_DO THIS_:
The entries below contain pictures. Retype everything except those pictures, exactly as given.

_RECORDS FOR THIS TASK_:

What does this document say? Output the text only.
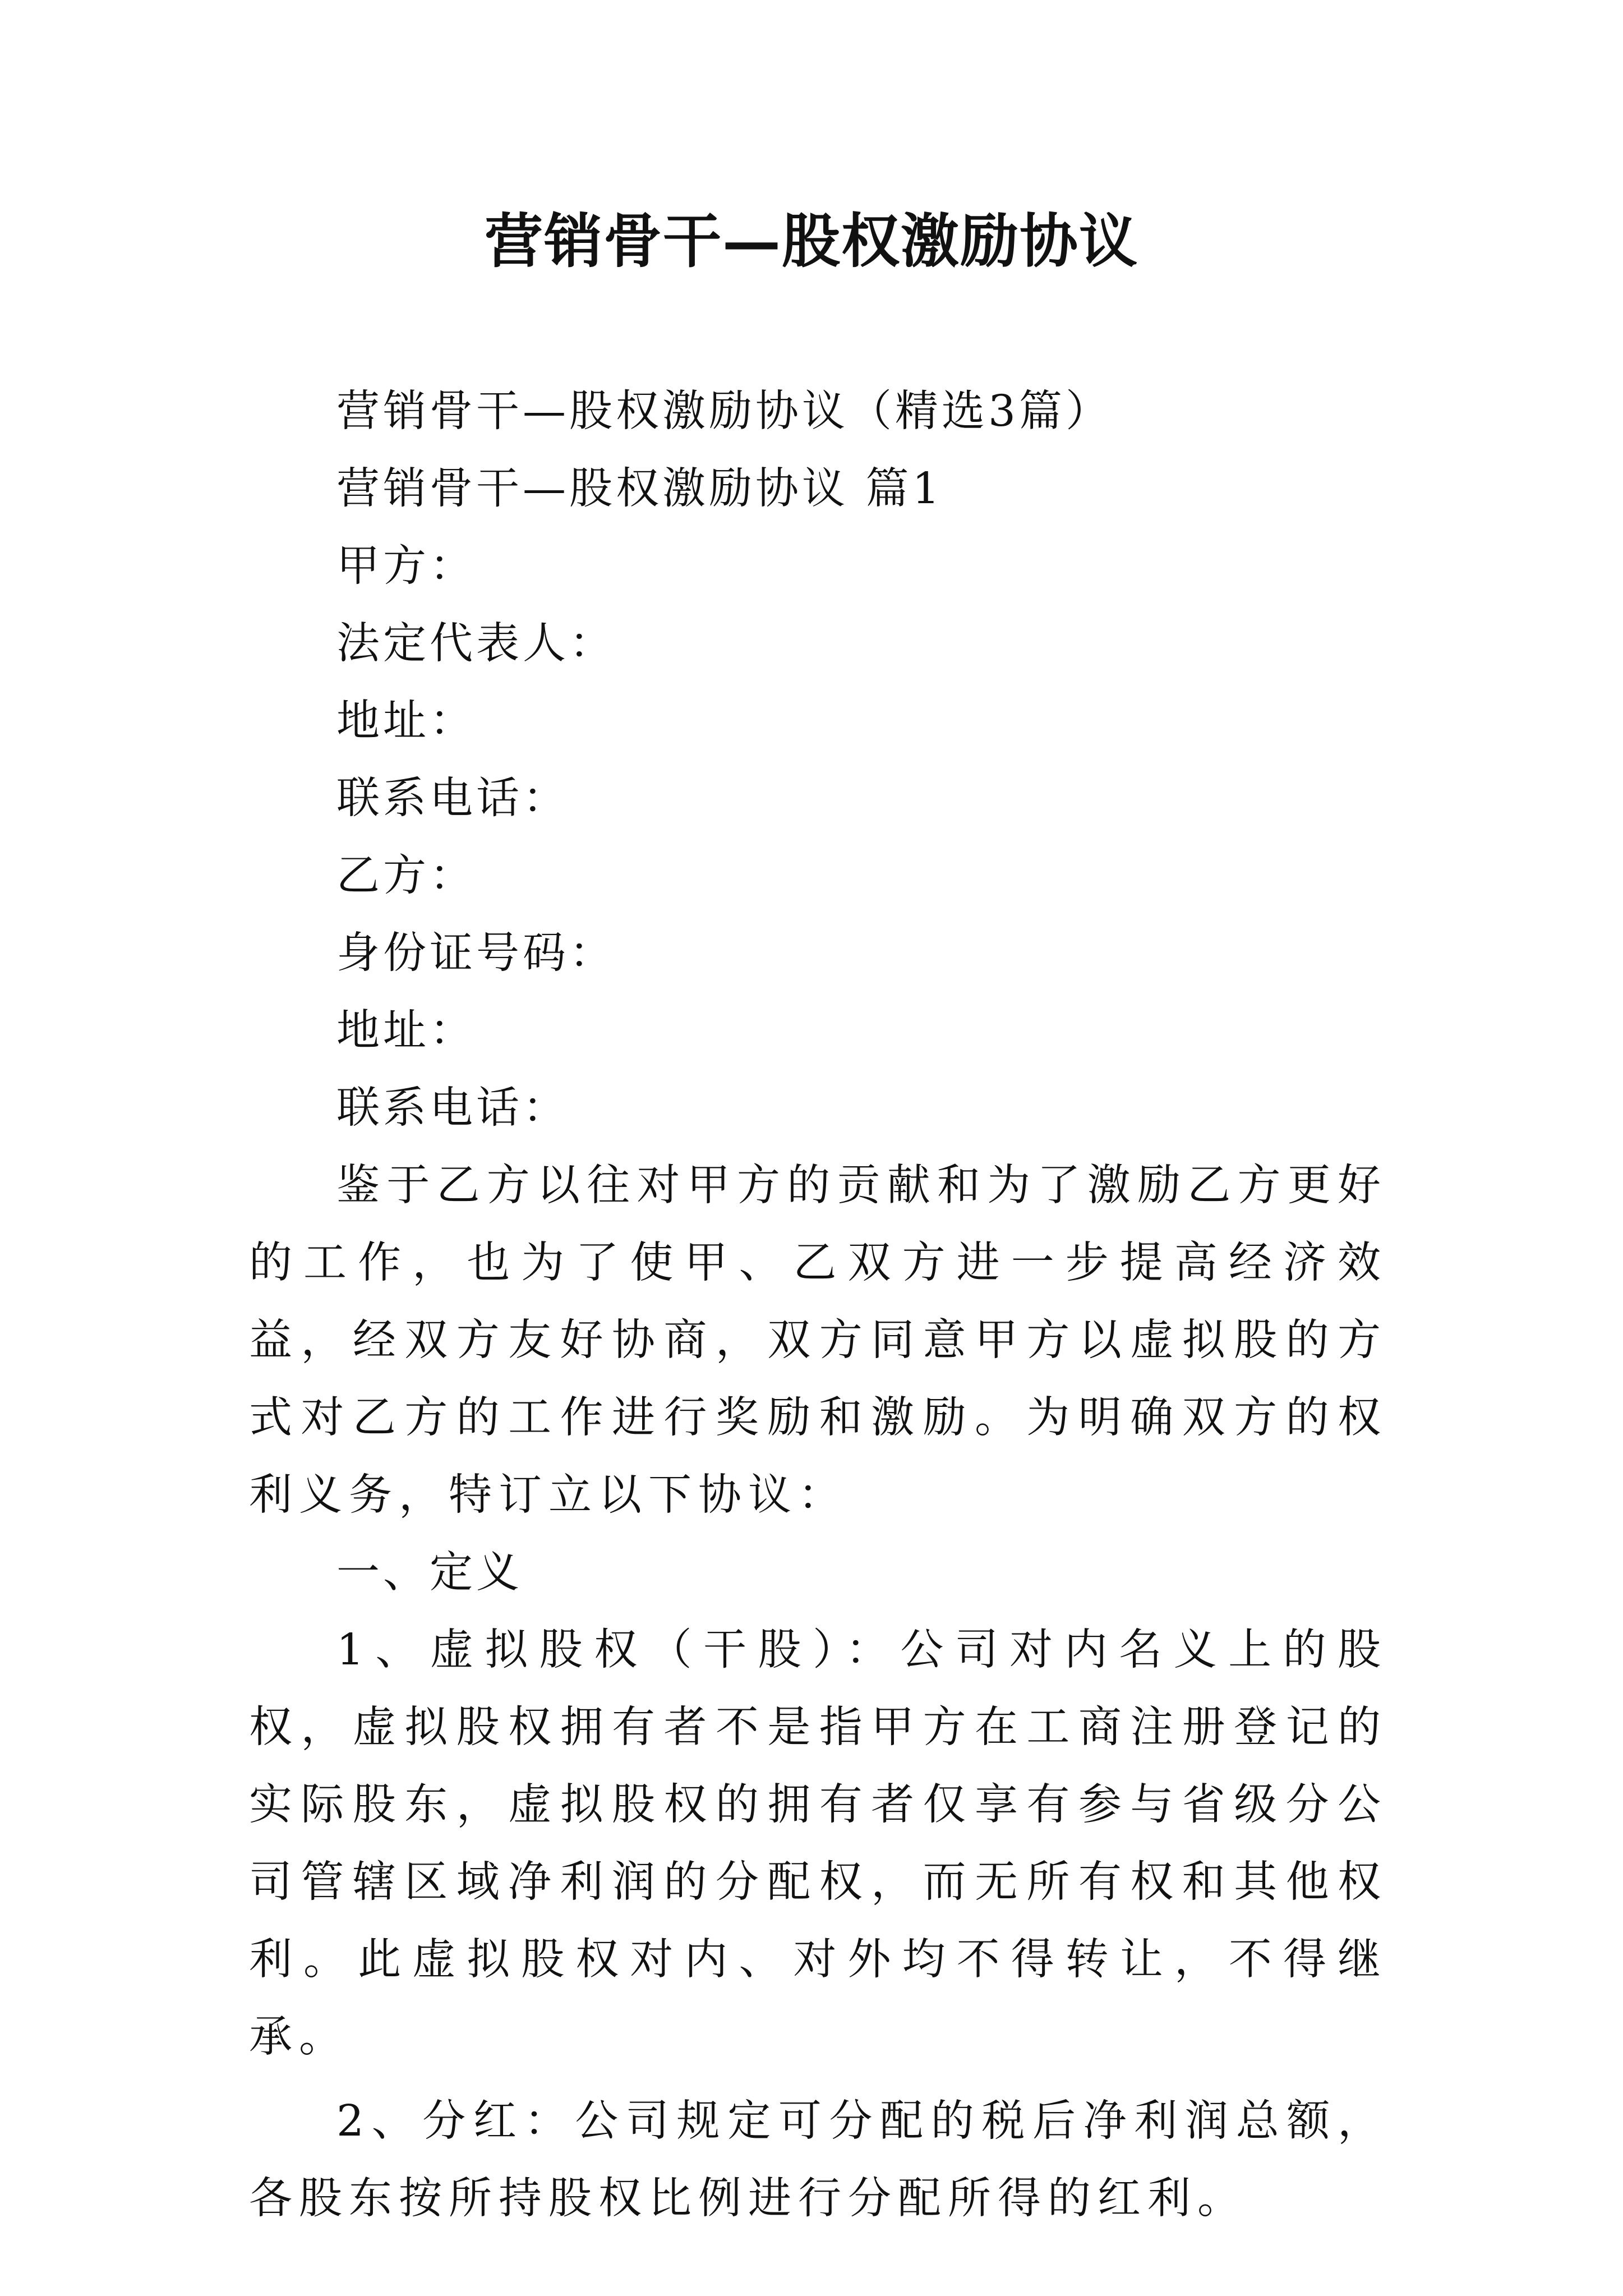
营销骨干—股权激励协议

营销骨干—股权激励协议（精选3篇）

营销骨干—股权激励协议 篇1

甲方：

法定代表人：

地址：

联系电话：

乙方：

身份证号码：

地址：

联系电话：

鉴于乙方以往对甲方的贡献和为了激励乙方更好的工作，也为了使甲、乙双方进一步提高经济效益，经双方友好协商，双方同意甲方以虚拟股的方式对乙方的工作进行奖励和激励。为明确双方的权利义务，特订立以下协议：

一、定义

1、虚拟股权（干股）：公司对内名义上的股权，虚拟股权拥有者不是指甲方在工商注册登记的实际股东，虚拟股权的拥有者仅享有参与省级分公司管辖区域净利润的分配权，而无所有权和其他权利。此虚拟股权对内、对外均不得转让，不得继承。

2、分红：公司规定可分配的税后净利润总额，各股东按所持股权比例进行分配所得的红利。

_RESULT_:
What does this document say? Output the text only.
营销骨干—股权激励协议

营销骨干—股权激励协议（精选3篇）

营销骨干—股权激励协议 篇1

甲方：

法定代表人：

地址：

联系电话：

乙方：

身份证号码：

地址：

联系电话：

鉴于乙方以往对甲方的贡献和为了激励乙方更好的工作，也为了使甲、乙双方进一步提高经济效益，经双方友好协商，双方同意甲方以虚拟股的方式对乙方的工作进行奖励和激励。为明确双方的权利义务，特订立以下协议：

一、定义

1、虚拟股权（干股）：公司对内名义上的股权，虚拟股权拥有者不是指甲方在工商注册登记的实际股东，虚拟股权的拥有者仅享有参与省级分公司管辖区域净利润的分配权，而无所有权和其他权利。此虚拟股权对内、对外均不得转让，不得继承。

2、分红：公司规定可分配的税后净利润总额，各股东按所持股权比例进行分配所得的红利。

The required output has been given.